_Short exercise:_ Lines containing the string "peer" are to be counted; report the total by itself.

_Material provided:_

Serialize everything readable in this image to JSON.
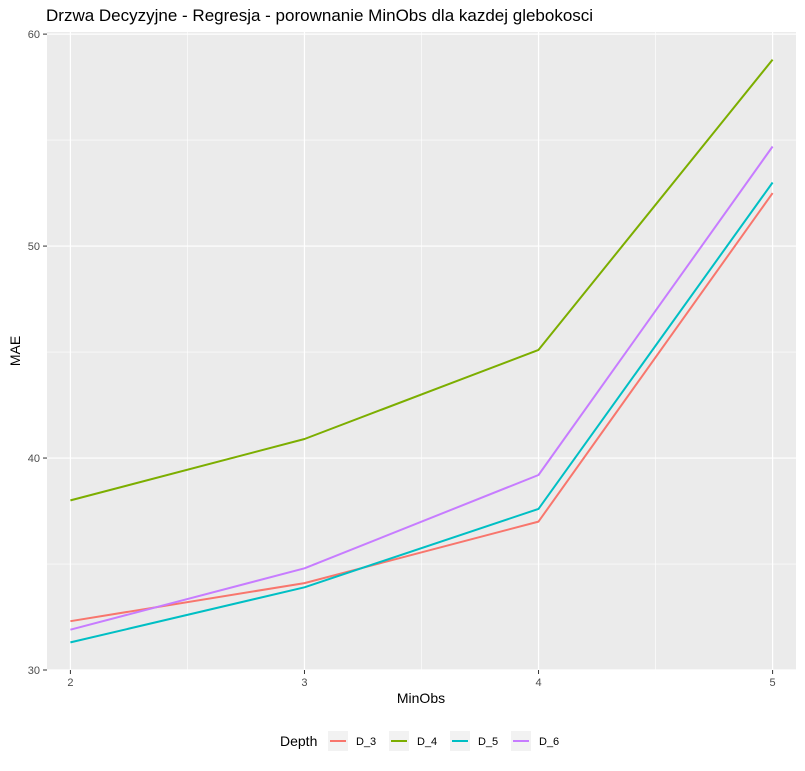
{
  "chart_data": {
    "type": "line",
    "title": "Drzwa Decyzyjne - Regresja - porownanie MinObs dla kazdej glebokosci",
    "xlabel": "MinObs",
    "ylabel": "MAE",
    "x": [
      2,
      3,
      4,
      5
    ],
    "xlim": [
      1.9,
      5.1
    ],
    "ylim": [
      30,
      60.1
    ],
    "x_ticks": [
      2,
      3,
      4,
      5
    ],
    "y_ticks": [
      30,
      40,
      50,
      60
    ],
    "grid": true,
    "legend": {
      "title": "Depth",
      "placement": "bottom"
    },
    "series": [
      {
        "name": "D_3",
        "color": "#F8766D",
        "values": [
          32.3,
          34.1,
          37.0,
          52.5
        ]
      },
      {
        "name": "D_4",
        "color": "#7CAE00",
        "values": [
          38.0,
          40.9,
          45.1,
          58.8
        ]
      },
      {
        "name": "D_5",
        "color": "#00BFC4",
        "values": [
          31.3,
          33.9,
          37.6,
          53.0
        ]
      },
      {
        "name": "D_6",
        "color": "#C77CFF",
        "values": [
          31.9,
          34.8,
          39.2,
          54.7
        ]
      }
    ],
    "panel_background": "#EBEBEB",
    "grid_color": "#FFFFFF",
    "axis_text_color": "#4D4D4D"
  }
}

* * *

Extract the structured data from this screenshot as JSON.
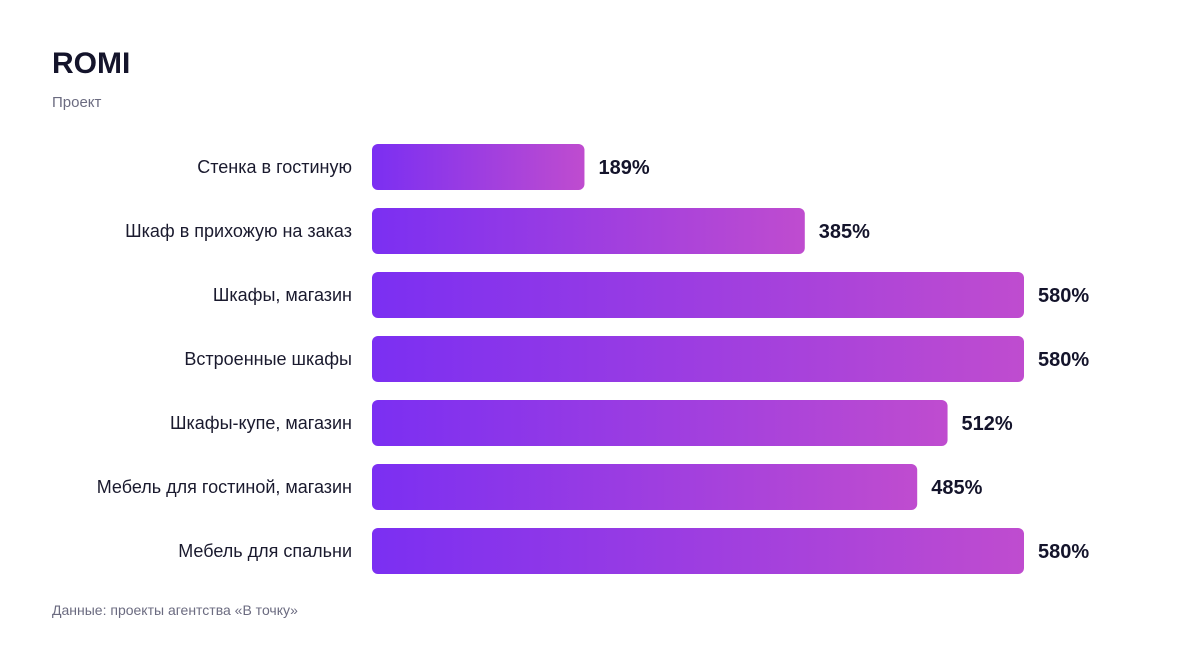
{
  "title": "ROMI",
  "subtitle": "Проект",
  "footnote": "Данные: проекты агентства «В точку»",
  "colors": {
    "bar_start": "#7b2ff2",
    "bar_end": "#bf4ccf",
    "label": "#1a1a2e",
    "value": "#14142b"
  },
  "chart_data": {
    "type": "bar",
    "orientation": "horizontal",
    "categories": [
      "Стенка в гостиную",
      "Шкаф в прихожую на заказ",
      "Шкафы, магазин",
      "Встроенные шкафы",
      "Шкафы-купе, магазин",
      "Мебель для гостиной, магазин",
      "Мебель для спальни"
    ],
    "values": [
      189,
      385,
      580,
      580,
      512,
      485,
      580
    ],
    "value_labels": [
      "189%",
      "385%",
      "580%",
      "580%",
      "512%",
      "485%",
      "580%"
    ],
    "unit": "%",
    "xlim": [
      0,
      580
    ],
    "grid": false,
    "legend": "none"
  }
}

==

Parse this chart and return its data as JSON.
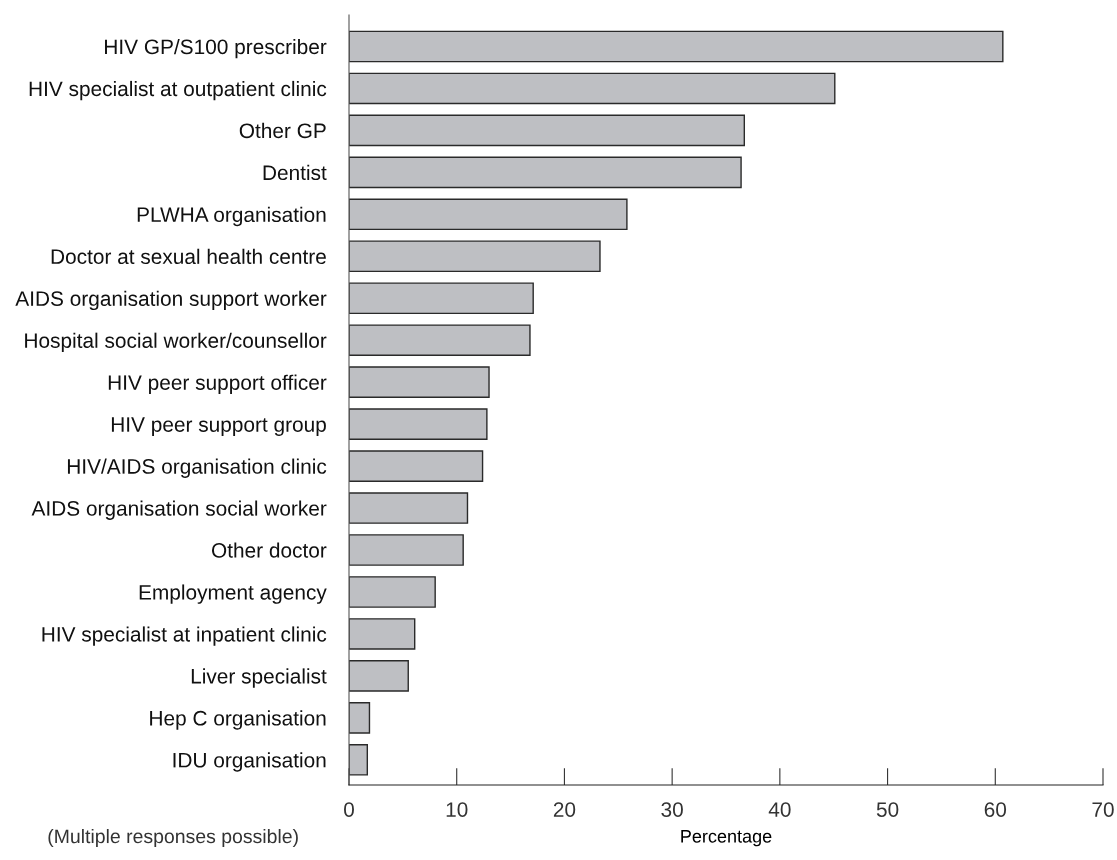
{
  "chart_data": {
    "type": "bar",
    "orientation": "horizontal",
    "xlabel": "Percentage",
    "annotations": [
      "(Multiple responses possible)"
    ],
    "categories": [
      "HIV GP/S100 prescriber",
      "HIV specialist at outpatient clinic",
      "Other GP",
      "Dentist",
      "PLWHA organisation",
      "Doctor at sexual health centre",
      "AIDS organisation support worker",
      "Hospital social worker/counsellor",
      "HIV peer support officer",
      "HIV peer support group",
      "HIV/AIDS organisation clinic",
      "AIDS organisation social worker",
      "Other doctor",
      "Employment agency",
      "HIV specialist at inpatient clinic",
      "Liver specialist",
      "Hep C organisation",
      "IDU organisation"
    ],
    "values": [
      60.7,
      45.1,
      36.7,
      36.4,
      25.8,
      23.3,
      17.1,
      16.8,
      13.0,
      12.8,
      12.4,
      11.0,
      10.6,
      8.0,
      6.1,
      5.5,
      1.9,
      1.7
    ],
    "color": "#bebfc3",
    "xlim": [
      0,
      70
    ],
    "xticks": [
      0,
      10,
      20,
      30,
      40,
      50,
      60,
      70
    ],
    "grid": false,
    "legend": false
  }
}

_Task solution:_ 2